- Work to be completed: Make an exact transcription of the material, leaving out all images.

++++ Provided records ++++

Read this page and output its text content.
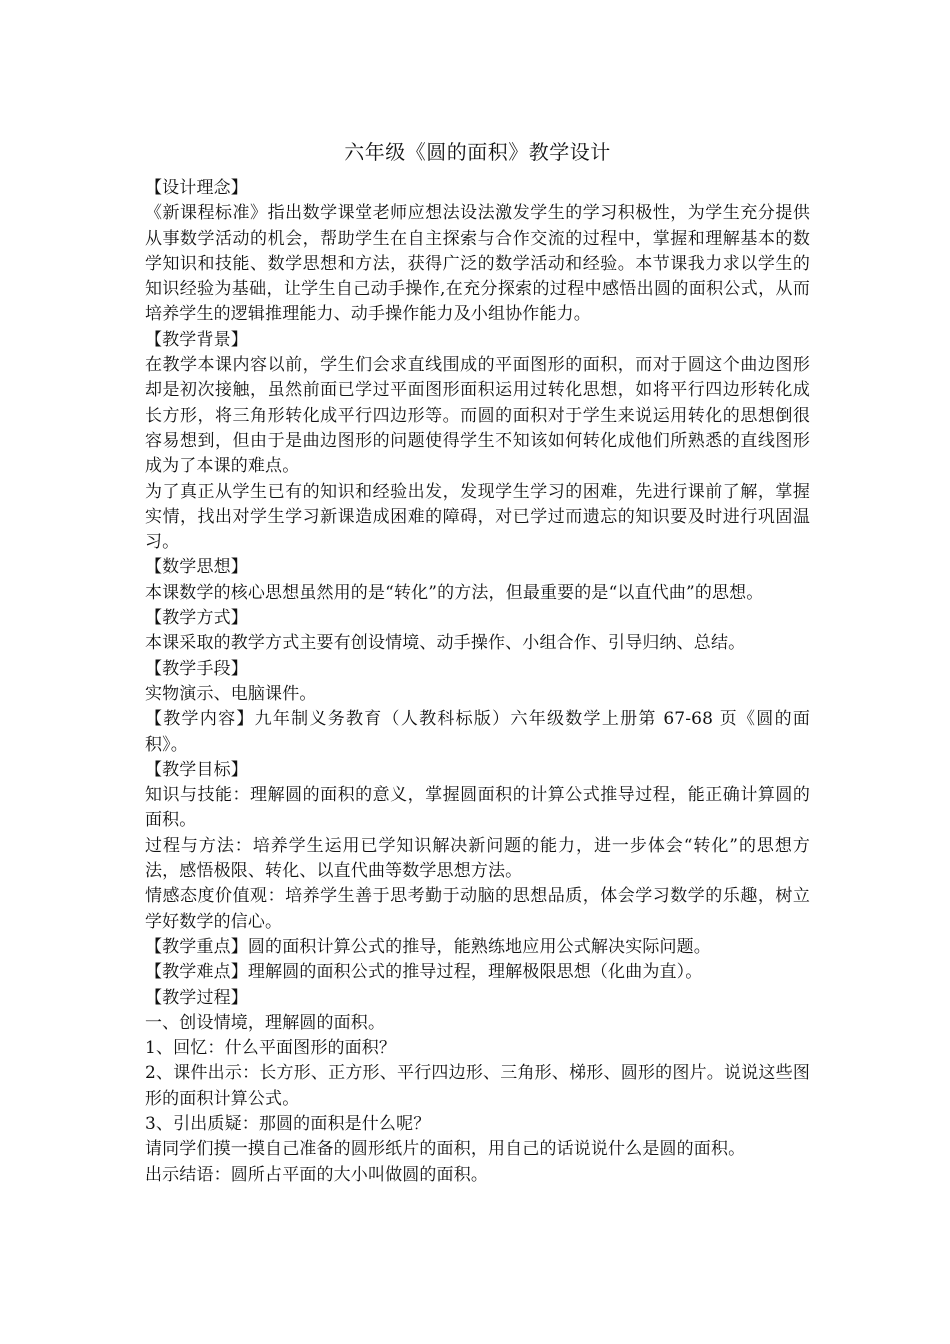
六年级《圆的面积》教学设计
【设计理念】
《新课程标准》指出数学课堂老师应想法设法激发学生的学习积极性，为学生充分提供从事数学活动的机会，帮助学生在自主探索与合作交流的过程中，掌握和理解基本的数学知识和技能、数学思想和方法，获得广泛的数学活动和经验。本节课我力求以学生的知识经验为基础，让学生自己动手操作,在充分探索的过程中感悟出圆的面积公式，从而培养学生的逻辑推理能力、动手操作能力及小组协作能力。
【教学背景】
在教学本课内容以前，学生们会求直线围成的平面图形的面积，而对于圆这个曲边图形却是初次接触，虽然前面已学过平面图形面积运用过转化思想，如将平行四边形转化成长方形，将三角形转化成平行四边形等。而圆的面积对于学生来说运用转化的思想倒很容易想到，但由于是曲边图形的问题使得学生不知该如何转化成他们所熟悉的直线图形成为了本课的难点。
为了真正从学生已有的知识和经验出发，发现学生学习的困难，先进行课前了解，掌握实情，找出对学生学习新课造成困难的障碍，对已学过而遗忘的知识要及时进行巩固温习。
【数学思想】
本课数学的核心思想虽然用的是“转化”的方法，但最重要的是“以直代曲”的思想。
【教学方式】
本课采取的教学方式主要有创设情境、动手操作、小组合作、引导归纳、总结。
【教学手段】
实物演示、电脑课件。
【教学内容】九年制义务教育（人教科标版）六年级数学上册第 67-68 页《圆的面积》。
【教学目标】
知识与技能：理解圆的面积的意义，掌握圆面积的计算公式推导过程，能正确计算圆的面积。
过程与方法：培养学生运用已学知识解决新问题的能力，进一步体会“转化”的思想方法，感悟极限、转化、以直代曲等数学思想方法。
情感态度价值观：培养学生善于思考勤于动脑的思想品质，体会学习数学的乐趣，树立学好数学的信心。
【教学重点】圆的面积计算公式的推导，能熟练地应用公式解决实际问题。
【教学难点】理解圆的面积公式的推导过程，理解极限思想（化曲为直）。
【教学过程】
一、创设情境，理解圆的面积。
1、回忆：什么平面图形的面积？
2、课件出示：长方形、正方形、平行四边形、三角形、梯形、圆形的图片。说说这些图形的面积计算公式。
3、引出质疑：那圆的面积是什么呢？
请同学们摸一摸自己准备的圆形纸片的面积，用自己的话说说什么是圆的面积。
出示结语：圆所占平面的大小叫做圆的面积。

++++

- Answer to the exercise:
Read this page and output its text content.
六年级《圆的面积》教学设计
【设计理念】
《新课程标准》指出数学课堂老师应想法设法激发学生的学习积极性，为学生充分提供从事数学活动的机会，帮助学生在自主探索与合作交流的过程中，掌握和理解基本的数学知识和技能、数学思想和方法，获得广泛的数学活动和经验。本节课我力求以学生的知识经验为基础，让学生自己动手操作,在充分探索的过程中感悟出圆的面积公式，从而培养学生的逻辑推理能力、动手操作能力及小组协作能力。
【教学背景】
在教学本课内容以前，学生们会求直线围成的平面图形的面积，而对于圆这个曲边图形却是初次接触，虽然前面已学过平面图形面积运用过转化思想，如将平行四边形转化成长方形，将三角形转化成平行四边形等。而圆的面积对于学生来说运用转化的思想倒很容易想到，但由于是曲边图形的问题使得学生不知该如何转化成他们所熟悉的直线图形成为了本课的难点。
为了真正从学生已有的知识和经验出发，发现学生学习的困难，先进行课前了解，掌握实情，找出对学生学习新课造成困难的障碍，对已学过而遗忘的知识要及时进行巩固温习。
【数学思想】
本课数学的核心思想虽然用的是“转化”的方法，但最重要的是“以直代曲”的思想。
【教学方式】
本课采取的教学方式主要有创设情境、动手操作、小组合作、引导归纳、总结。
【教学手段】
实物演示、电脑课件。
【教学内容】九年制义务教育（人教科标版）六年级数学上册第 67-68 页《圆的面积》。
【教学目标】
知识与技能：理解圆的面积的意义，掌握圆面积的计算公式推导过程，能正确计算圆的面积。
过程与方法：培养学生运用已学知识解决新问题的能力，进一步体会“转化”的思想方法，感悟极限、转化、以直代曲等数学思想方法。
情感态度价值观：培养学生善于思考勤于动脑的思想品质，体会学习数学的乐趣，树立学好数学的信心。
【教学重点】圆的面积计算公式的推导，能熟练地应用公式解决实际问题。
【教学难点】理解圆的面积公式的推导过程，理解极限思想（化曲为直）。
【教学过程】
一、创设情境，理解圆的面积。
1、回忆：什么平面图形的面积？
2、课件出示：长方形、正方形、平行四边形、三角形、梯形、圆形的图片。说说这些图形的面积计算公式。
3、引出质疑：那圆的面积是什么呢？
请同学们摸一摸自己准备的圆形纸片的面积，用自己的话说说什么是圆的面积。
出示结语：圆所占平面的大小叫做圆的面积。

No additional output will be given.